## Written task
Could you copy every line from the material below in which "Sources" appears?
:: Records for this task ::
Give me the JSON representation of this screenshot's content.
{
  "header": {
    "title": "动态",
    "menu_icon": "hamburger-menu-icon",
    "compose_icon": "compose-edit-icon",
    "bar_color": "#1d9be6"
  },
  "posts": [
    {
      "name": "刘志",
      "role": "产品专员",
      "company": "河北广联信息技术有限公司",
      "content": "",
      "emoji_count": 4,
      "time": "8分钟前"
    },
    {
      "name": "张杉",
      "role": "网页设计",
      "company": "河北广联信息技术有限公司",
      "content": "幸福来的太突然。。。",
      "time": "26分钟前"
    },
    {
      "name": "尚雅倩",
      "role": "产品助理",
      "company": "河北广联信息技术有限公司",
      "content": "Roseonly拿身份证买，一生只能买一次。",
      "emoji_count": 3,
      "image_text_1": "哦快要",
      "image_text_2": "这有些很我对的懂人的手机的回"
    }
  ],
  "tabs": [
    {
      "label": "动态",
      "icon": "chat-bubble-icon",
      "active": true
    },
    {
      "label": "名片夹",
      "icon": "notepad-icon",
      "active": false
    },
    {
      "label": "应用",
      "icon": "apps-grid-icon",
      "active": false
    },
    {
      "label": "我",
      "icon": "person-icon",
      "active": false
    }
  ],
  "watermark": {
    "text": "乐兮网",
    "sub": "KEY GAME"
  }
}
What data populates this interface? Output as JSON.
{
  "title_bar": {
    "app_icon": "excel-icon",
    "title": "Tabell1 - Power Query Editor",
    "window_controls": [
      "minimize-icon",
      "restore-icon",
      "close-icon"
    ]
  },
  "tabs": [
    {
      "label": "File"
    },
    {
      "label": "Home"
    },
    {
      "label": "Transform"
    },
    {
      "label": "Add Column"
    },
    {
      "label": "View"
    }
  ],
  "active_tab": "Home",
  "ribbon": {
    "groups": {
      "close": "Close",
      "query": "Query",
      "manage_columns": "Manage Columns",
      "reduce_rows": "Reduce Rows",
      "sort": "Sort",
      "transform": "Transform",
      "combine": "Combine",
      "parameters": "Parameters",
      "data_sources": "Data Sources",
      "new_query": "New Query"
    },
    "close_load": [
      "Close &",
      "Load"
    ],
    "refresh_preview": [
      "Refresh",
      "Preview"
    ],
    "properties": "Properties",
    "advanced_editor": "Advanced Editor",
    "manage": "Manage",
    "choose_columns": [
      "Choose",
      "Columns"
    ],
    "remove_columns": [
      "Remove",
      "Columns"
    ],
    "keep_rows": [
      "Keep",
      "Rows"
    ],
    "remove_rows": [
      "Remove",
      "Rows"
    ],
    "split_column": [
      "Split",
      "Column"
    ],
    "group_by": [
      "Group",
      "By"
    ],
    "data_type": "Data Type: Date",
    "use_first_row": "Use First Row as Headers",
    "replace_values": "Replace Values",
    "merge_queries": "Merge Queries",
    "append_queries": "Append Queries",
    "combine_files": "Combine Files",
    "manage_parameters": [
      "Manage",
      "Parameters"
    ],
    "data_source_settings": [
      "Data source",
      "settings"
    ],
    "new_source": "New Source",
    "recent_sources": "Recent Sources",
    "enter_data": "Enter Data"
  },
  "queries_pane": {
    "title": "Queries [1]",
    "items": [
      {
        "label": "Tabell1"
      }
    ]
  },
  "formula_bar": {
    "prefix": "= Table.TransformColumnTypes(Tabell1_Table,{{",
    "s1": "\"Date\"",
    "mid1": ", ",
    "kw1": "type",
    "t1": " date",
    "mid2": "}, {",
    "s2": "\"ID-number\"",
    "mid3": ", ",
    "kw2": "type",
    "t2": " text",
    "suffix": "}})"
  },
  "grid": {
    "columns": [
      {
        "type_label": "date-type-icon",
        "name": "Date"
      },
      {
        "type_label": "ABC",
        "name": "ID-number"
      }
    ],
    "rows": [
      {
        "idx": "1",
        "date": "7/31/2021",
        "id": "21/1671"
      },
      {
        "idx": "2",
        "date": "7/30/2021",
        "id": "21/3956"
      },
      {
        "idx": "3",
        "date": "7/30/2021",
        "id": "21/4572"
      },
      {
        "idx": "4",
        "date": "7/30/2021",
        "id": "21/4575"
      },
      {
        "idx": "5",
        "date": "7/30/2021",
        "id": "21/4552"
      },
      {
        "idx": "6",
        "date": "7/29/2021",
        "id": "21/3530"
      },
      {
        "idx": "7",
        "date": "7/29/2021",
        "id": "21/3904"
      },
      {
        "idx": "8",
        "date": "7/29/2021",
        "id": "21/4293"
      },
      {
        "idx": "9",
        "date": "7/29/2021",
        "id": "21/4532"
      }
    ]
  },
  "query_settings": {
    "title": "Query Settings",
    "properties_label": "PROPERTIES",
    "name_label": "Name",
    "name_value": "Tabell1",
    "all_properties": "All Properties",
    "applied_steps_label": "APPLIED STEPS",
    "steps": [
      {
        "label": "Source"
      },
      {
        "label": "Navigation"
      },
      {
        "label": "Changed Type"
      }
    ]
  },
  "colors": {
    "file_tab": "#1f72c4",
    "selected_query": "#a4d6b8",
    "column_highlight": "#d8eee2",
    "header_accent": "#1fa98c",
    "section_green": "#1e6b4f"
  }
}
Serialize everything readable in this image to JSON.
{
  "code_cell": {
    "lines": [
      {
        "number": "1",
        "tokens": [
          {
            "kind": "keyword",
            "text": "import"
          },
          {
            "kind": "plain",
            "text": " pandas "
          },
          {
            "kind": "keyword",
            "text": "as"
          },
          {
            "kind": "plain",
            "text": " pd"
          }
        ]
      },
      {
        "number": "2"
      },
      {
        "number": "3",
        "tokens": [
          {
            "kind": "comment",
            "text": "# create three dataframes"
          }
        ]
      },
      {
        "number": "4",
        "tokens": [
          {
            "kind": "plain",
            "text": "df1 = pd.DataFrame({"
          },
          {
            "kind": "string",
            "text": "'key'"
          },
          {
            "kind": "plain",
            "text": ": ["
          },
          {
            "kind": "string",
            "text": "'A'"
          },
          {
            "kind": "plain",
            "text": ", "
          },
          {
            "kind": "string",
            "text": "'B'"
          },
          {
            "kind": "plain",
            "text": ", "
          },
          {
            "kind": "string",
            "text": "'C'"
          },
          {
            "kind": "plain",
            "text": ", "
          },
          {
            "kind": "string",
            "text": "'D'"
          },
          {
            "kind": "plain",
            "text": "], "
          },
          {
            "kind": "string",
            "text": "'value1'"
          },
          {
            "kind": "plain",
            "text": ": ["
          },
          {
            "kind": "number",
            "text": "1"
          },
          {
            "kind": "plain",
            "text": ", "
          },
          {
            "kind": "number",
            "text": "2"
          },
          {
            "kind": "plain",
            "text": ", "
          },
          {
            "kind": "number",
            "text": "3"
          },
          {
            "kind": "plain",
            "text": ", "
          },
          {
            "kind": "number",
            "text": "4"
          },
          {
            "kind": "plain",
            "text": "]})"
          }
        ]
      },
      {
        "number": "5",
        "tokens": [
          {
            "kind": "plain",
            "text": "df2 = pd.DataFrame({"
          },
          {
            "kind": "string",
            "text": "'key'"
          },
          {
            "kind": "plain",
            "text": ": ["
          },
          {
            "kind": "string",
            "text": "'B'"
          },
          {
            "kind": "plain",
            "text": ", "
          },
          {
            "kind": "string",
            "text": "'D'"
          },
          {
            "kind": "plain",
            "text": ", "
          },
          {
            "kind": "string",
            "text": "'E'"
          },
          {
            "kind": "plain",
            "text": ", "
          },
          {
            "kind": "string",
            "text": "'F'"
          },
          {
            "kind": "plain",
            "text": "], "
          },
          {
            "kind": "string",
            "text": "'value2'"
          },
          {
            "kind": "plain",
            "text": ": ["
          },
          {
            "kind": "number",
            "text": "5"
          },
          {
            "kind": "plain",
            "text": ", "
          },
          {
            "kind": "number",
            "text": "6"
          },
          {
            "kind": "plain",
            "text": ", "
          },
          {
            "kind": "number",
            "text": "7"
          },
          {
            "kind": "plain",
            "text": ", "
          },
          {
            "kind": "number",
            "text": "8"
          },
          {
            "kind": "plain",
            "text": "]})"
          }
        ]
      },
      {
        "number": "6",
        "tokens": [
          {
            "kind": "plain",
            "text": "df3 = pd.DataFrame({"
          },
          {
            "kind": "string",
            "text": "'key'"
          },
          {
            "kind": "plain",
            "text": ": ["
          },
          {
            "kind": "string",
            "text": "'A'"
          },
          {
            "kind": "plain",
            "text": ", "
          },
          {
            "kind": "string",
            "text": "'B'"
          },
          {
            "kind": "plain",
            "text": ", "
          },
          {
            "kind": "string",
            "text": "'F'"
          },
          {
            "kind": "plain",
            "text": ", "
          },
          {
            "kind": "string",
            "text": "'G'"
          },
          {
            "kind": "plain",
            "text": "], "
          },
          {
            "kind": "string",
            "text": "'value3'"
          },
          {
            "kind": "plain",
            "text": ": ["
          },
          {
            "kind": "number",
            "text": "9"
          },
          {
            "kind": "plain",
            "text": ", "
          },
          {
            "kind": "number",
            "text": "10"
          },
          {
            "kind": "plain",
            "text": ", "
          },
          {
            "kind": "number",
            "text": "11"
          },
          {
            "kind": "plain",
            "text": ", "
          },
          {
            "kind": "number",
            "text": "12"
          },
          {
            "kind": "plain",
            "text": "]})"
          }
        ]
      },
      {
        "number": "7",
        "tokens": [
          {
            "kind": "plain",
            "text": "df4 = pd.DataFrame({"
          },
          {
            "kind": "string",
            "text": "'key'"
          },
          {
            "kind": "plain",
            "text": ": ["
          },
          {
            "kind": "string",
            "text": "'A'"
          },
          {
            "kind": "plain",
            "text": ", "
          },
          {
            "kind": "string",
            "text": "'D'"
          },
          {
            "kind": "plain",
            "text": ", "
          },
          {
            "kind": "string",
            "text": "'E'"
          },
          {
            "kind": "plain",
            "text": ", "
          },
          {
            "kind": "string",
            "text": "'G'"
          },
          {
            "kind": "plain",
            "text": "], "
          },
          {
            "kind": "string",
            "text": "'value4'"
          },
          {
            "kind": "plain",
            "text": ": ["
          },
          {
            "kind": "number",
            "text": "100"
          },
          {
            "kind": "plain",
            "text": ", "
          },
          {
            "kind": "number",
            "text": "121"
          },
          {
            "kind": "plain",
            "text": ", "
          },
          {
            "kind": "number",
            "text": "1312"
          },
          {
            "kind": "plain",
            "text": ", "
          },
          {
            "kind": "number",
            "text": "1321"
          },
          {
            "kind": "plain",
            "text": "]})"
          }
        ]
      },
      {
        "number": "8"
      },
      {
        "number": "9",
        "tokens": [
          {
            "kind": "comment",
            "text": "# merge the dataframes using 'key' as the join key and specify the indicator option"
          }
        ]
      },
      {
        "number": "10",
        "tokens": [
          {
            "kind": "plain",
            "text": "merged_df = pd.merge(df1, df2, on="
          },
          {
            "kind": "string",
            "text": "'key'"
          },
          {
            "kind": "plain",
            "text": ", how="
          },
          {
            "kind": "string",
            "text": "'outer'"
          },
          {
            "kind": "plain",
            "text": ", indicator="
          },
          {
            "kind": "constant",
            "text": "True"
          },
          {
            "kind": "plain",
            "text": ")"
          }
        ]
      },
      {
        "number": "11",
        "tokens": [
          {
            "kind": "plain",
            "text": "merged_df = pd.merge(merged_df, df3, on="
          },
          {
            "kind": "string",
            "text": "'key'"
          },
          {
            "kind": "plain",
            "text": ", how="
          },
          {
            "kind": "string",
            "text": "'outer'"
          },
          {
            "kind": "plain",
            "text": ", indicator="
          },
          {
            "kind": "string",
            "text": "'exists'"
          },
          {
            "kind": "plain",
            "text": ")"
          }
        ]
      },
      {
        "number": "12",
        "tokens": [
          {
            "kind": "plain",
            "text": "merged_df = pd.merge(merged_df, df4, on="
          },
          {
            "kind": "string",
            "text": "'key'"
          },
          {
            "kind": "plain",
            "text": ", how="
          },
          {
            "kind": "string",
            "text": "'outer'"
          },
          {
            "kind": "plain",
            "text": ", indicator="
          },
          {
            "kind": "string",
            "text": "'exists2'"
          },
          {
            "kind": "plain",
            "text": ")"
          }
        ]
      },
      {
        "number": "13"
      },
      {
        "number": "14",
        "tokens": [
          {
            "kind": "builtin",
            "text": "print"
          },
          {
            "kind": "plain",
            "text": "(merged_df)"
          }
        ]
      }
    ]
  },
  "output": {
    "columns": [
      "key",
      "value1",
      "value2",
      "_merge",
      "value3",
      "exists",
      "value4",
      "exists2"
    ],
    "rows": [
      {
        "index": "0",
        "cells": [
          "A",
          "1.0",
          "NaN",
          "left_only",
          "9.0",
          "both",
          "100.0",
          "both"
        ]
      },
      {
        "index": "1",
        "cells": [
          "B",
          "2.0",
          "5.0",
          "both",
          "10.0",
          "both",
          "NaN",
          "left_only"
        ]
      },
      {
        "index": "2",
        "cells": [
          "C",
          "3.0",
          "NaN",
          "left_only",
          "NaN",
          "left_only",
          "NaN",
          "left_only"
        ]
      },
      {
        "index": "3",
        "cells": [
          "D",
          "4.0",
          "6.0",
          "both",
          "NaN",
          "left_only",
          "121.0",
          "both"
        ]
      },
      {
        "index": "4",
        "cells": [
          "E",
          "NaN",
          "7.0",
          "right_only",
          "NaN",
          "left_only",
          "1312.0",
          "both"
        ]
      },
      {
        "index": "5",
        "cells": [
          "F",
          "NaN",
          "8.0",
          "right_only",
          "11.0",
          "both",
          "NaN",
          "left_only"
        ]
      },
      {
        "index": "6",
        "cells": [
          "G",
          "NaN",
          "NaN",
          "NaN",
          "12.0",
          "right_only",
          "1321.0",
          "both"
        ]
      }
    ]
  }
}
:::
## Written answer
      "data_sources": "Data Sources",
    "recent_sources": "Recent Sources",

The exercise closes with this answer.